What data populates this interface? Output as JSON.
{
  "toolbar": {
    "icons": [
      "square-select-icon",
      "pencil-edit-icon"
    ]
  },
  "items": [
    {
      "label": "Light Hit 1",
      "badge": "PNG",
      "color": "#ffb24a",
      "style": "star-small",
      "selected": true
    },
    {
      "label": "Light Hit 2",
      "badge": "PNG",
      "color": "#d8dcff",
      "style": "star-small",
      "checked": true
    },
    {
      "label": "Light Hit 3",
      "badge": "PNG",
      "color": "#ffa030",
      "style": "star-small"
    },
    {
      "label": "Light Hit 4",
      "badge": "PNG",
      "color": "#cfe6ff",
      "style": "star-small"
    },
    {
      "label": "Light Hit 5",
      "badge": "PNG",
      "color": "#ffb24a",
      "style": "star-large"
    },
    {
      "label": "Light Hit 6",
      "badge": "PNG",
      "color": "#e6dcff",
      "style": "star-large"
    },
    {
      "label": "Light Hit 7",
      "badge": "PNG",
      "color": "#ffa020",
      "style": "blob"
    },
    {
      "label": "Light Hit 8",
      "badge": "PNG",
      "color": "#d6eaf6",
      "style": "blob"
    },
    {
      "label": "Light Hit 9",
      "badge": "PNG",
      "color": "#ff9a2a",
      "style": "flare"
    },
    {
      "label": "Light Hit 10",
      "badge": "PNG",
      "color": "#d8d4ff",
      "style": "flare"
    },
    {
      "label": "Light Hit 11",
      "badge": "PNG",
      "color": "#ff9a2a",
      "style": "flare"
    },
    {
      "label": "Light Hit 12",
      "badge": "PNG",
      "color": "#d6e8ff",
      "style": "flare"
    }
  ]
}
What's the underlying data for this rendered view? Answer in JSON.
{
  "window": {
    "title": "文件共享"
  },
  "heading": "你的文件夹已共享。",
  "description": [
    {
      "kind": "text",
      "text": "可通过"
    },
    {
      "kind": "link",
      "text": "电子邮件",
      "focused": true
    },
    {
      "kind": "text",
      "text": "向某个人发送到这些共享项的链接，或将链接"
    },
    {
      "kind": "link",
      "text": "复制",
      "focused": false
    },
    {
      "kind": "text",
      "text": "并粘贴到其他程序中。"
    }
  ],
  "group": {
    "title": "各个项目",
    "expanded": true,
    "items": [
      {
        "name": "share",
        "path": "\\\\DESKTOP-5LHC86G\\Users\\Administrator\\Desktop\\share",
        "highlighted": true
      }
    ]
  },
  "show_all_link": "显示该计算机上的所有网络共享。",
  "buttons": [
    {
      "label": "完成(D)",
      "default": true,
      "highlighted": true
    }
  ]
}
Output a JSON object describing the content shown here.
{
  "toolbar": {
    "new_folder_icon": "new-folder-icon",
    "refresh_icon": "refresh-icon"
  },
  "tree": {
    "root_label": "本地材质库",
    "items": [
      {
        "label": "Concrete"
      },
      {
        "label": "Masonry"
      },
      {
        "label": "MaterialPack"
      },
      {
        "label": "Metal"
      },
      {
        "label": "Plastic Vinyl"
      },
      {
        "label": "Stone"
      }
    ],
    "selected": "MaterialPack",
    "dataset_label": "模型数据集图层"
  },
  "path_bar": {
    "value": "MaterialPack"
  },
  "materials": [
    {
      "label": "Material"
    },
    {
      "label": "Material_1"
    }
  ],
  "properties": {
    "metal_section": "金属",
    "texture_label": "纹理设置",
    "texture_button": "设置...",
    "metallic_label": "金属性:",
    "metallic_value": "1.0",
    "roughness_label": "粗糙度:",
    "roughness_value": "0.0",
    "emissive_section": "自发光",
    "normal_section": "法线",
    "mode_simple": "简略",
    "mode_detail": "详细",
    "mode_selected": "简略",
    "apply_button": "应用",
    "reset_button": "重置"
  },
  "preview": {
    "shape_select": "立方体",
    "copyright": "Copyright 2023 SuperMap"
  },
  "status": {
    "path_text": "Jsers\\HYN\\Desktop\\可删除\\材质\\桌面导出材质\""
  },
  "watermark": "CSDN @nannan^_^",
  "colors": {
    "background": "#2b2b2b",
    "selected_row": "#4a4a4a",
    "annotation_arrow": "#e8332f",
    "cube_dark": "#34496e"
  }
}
________________
Find each line with the string "What" and copy it out.

What data populates this interface? Output as JSON.
What's the underlying data for this rendered view? Answer in JSON.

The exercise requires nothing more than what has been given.